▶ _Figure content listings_
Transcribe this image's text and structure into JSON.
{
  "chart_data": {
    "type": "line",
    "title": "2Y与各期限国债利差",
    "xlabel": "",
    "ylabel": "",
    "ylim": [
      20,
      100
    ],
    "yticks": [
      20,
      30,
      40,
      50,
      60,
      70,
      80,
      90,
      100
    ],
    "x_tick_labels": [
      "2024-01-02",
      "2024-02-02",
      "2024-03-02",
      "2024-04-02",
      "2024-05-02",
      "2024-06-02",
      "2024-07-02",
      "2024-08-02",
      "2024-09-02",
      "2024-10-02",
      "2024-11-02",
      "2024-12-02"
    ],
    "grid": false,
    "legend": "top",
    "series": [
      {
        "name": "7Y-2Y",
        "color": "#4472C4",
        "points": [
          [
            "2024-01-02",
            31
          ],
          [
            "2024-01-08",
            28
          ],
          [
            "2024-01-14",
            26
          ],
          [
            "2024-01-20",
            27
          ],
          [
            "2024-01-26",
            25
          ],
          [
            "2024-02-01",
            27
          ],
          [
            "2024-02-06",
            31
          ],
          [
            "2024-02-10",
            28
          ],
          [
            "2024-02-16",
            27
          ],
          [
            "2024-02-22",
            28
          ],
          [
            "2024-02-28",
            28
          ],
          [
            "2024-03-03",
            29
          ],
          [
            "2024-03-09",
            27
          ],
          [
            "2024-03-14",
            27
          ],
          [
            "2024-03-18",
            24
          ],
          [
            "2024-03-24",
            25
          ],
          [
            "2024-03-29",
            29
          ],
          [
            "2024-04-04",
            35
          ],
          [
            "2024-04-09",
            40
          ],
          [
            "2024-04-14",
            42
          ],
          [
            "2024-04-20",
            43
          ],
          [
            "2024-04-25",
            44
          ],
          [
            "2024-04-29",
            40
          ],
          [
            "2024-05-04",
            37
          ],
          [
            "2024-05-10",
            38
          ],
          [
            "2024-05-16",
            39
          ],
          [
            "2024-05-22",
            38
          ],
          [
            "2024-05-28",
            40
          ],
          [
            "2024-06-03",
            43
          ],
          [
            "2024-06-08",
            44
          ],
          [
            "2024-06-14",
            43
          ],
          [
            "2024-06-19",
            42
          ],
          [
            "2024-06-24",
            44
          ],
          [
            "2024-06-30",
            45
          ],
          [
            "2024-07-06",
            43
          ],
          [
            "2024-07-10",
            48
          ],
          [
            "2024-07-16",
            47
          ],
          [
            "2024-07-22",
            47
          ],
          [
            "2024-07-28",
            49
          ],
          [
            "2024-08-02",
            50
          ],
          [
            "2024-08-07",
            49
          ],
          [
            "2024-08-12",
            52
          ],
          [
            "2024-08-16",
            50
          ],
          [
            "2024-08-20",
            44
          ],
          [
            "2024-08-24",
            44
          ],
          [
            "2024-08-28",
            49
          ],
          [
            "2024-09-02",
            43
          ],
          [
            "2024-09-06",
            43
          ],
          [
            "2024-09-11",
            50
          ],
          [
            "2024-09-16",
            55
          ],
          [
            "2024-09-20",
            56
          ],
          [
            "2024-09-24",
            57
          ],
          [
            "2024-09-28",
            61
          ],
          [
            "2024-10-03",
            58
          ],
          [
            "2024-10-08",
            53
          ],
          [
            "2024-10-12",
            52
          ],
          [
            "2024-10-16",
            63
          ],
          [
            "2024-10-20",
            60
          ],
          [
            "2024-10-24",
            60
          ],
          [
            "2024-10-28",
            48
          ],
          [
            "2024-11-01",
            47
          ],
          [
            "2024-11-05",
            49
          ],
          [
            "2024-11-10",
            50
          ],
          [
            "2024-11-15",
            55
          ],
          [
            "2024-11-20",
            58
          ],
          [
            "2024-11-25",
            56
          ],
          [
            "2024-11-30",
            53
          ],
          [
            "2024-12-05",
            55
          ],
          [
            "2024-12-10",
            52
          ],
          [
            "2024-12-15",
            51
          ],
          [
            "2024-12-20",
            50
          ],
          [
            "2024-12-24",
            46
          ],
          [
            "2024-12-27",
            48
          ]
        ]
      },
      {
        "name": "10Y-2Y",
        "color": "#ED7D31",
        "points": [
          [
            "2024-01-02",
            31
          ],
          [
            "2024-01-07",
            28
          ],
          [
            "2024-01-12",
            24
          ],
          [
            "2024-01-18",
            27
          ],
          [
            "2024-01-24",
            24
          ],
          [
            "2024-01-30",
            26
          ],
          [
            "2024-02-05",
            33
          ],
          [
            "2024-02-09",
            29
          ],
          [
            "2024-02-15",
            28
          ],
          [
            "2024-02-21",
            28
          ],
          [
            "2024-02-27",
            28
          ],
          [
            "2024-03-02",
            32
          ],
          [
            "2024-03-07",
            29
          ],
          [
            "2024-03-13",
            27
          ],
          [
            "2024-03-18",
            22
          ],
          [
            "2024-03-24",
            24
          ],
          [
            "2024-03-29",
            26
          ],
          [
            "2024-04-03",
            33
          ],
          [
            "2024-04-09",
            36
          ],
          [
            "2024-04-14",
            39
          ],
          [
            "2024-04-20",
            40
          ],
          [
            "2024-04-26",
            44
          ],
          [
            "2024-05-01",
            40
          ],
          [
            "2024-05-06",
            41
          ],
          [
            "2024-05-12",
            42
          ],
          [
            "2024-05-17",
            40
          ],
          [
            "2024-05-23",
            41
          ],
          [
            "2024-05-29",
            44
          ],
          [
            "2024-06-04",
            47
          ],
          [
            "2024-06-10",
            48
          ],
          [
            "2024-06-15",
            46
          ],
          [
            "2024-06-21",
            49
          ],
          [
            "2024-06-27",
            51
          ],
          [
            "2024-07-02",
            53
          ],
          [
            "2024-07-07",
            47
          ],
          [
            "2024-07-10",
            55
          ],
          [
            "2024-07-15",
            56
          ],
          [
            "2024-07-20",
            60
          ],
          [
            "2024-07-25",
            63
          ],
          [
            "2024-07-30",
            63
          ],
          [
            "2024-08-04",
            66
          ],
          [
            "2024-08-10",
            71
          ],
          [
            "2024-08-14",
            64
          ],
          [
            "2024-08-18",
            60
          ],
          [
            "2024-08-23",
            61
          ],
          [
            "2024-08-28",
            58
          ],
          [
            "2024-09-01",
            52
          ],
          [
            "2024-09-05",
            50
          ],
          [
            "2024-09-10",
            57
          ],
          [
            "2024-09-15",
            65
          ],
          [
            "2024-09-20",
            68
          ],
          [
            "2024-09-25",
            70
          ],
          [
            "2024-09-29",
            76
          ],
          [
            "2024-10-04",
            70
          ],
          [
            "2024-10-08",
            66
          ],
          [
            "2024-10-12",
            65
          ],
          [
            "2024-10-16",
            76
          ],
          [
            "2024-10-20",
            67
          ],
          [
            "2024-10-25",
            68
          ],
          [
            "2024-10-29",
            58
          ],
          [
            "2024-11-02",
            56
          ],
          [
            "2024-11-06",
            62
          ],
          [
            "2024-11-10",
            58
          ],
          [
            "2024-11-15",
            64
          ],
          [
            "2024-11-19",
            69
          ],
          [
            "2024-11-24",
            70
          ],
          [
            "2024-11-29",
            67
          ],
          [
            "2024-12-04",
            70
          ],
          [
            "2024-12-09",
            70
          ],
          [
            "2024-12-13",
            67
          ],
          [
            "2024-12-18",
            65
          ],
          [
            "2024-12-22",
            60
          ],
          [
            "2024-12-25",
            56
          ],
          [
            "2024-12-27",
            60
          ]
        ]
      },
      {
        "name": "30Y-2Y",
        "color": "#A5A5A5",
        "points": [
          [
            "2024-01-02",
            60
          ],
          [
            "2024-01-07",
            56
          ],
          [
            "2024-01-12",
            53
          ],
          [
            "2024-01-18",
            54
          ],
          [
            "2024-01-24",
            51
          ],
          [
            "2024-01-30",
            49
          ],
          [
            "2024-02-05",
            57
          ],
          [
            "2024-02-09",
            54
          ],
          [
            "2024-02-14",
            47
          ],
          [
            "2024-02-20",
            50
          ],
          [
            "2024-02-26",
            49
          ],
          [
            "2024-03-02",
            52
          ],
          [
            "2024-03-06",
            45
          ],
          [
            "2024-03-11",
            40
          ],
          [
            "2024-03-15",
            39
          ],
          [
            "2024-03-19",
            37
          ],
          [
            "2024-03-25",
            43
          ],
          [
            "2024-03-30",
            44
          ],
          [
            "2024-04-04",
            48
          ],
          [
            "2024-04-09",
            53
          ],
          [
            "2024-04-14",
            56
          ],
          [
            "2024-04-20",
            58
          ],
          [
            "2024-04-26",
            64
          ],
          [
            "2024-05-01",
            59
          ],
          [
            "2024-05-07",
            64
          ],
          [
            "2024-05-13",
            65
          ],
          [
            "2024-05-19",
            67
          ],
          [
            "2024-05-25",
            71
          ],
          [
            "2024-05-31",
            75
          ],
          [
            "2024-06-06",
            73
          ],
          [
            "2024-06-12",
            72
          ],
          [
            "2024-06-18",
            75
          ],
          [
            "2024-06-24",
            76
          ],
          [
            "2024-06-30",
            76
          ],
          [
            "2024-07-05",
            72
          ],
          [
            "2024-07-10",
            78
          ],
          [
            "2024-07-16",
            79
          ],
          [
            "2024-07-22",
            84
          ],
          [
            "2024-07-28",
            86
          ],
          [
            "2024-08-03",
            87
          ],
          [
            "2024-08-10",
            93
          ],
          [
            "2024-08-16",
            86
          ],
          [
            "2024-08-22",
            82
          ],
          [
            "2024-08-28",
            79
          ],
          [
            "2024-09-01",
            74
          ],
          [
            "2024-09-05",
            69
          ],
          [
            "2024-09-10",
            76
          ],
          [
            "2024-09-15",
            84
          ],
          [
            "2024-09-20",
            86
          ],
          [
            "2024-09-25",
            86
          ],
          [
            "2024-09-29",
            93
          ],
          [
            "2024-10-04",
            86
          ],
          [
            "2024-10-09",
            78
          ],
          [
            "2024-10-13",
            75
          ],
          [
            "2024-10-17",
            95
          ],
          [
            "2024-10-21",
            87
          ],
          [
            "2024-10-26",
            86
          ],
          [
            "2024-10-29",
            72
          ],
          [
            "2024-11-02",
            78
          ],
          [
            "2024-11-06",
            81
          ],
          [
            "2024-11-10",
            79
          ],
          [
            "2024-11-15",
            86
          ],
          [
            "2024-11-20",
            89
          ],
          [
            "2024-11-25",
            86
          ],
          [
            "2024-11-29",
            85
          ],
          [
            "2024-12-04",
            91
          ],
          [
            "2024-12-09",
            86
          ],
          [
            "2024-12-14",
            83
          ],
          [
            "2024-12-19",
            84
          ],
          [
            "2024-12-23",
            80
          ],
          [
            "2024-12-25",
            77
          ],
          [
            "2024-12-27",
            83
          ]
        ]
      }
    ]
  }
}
==
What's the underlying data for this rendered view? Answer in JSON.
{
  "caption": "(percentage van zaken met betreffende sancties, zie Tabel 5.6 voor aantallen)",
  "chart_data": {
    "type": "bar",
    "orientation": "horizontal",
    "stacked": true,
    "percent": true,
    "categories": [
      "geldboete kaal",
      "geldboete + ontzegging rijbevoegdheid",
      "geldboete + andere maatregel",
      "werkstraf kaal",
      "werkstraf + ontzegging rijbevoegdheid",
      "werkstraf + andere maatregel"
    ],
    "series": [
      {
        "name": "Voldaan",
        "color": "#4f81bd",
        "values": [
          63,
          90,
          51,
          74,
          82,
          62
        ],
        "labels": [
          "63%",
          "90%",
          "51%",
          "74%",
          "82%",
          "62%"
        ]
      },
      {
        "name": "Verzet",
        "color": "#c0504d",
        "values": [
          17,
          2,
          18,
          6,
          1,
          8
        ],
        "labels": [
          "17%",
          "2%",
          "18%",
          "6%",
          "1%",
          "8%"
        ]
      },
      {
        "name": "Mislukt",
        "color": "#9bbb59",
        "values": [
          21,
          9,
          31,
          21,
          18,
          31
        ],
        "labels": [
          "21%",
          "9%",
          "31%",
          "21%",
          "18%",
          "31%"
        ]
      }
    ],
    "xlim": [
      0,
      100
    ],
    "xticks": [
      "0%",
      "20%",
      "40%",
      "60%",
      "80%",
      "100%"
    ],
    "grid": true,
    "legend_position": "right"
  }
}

▶ _STATED EXERCISE_
Examine the data above and state how many of its lines contain the word "ontzegging", with no further remarks.

▶ _THE ANSWER_
2